··· Material for the task

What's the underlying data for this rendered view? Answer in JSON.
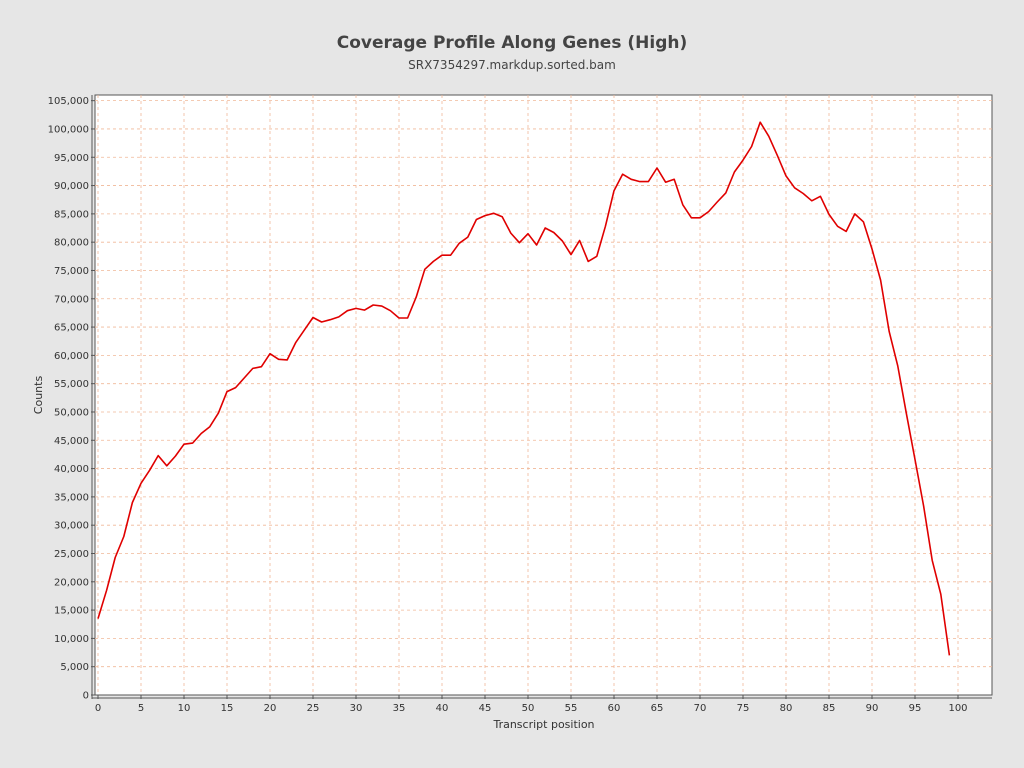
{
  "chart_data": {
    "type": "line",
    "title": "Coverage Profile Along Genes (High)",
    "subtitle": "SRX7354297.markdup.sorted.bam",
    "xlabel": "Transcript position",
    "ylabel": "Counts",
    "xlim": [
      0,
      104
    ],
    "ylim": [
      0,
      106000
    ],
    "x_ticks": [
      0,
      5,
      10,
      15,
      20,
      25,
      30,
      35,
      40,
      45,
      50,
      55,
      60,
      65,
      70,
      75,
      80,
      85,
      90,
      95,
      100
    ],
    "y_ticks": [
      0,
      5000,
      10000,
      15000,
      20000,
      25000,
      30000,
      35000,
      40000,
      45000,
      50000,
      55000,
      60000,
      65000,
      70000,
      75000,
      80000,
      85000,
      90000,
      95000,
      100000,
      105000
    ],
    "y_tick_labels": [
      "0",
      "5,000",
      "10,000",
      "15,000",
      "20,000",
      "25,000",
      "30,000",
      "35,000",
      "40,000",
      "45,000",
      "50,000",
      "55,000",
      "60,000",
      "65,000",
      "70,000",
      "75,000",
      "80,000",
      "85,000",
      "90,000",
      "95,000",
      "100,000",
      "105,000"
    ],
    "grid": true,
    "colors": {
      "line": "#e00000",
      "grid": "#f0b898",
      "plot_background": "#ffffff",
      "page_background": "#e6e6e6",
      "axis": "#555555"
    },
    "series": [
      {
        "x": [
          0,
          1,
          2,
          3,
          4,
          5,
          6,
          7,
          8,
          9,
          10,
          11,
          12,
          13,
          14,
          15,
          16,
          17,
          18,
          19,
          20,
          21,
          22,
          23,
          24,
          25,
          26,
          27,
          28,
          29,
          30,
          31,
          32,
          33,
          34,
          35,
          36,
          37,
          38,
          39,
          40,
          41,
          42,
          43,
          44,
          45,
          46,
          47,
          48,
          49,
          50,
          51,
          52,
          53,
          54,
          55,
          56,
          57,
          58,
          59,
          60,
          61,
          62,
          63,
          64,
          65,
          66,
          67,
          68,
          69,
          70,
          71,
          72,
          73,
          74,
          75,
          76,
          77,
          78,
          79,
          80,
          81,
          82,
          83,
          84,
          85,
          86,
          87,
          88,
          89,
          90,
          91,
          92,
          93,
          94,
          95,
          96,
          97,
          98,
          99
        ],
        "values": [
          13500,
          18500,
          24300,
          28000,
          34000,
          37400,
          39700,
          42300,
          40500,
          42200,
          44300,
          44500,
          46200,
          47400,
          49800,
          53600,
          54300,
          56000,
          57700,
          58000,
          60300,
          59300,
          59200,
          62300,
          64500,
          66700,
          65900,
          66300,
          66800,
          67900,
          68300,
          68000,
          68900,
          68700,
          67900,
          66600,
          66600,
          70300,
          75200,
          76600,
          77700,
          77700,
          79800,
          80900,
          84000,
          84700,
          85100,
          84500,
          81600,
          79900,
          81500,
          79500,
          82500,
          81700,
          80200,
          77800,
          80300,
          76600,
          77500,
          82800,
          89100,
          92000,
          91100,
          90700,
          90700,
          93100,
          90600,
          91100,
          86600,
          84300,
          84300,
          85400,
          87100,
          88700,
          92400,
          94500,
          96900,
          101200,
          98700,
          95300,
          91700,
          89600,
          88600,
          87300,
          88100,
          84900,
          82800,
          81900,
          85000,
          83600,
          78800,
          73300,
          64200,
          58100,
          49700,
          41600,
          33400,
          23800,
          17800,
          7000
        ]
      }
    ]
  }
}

······

Task to carry out:
Copy every record exactly, without the pictures.

Task answer:
What's the underlying data for this rendered view? Answer in JSON.
{
  "chart_data": {
    "type": "line",
    "title": "Coverage Profile Along Genes (High)",
    "subtitle": "SRX7354297.markdup.sorted.bam",
    "xlabel": "Transcript position",
    "ylabel": "Counts",
    "xlim": [
      0,
      104
    ],
    "ylim": [
      0,
      106000
    ],
    "x_ticks": [
      0,
      5,
      10,
      15,
      20,
      25,
      30,
      35,
      40,
      45,
      50,
      55,
      60,
      65,
      70,
      75,
      80,
      85,
      90,
      95,
      100
    ],
    "y_ticks": [
      0,
      5000,
      10000,
      15000,
      20000,
      25000,
      30000,
      35000,
      40000,
      45000,
      50000,
      55000,
      60000,
      65000,
      70000,
      75000,
      80000,
      85000,
      90000,
      95000,
      100000,
      105000
    ],
    "y_tick_labels": [
      "0",
      "5,000",
      "10,000",
      "15,000",
      "20,000",
      "25,000",
      "30,000",
      "35,000",
      "40,000",
      "45,000",
      "50,000",
      "55,000",
      "60,000",
      "65,000",
      "70,000",
      "75,000",
      "80,000",
      "85,000",
      "90,000",
      "95,000",
      "100,000",
      "105,000"
    ],
    "grid": true,
    "colors": {
      "line": "#e00000",
      "grid": "#f0b898",
      "plot_background": "#ffffff",
      "page_background": "#e6e6e6",
      "axis": "#555555"
    },
    "series": [
      {
        "x": [
          0,
          1,
          2,
          3,
          4,
          5,
          6,
          7,
          8,
          9,
          10,
          11,
          12,
          13,
          14,
          15,
          16,
          17,
          18,
          19,
          20,
          21,
          22,
          23,
          24,
          25,
          26,
          27,
          28,
          29,
          30,
          31,
          32,
          33,
          34,
          35,
          36,
          37,
          38,
          39,
          40,
          41,
          42,
          43,
          44,
          45,
          46,
          47,
          48,
          49,
          50,
          51,
          52,
          53,
          54,
          55,
          56,
          57,
          58,
          59,
          60,
          61,
          62,
          63,
          64,
          65,
          66,
          67,
          68,
          69,
          70,
          71,
          72,
          73,
          74,
          75,
          76,
          77,
          78,
          79,
          80,
          81,
          82,
          83,
          84,
          85,
          86,
          87,
          88,
          89,
          90,
          91,
          92,
          93,
          94,
          95,
          96,
          97,
          98,
          99
        ],
        "values": [
          13500,
          18500,
          24300,
          28000,
          34000,
          37400,
          39700,
          42300,
          40500,
          42200,
          44300,
          44500,
          46200,
          47400,
          49800,
          53600,
          54300,
          56000,
          57700,
          58000,
          60300,
          59300,
          59200,
          62300,
          64500,
          66700,
          65900,
          66300,
          66800,
          67900,
          68300,
          68000,
          68900,
          68700,
          67900,
          66600,
          66600,
          70300,
          75200,
          76600,
          77700,
          77700,
          79800,
          80900,
          84000,
          84700,
          85100,
          84500,
          81600,
          79900,
          81500,
          79500,
          82500,
          81700,
          80200,
          77800,
          80300,
          76600,
          77500,
          82800,
          89100,
          92000,
          91100,
          90700,
          90700,
          93100,
          90600,
          91100,
          86600,
          84300,
          84300,
          85400,
          87100,
          88700,
          92400,
          94500,
          96900,
          101200,
          98700,
          95300,
          91700,
          89600,
          88600,
          87300,
          88100,
          84900,
          82800,
          81900,
          85000,
          83600,
          78800,
          73300,
          64200,
          58100,
          49700,
          41600,
          33400,
          23800,
          17800,
          7000
        ]
      }
    ]
  }
}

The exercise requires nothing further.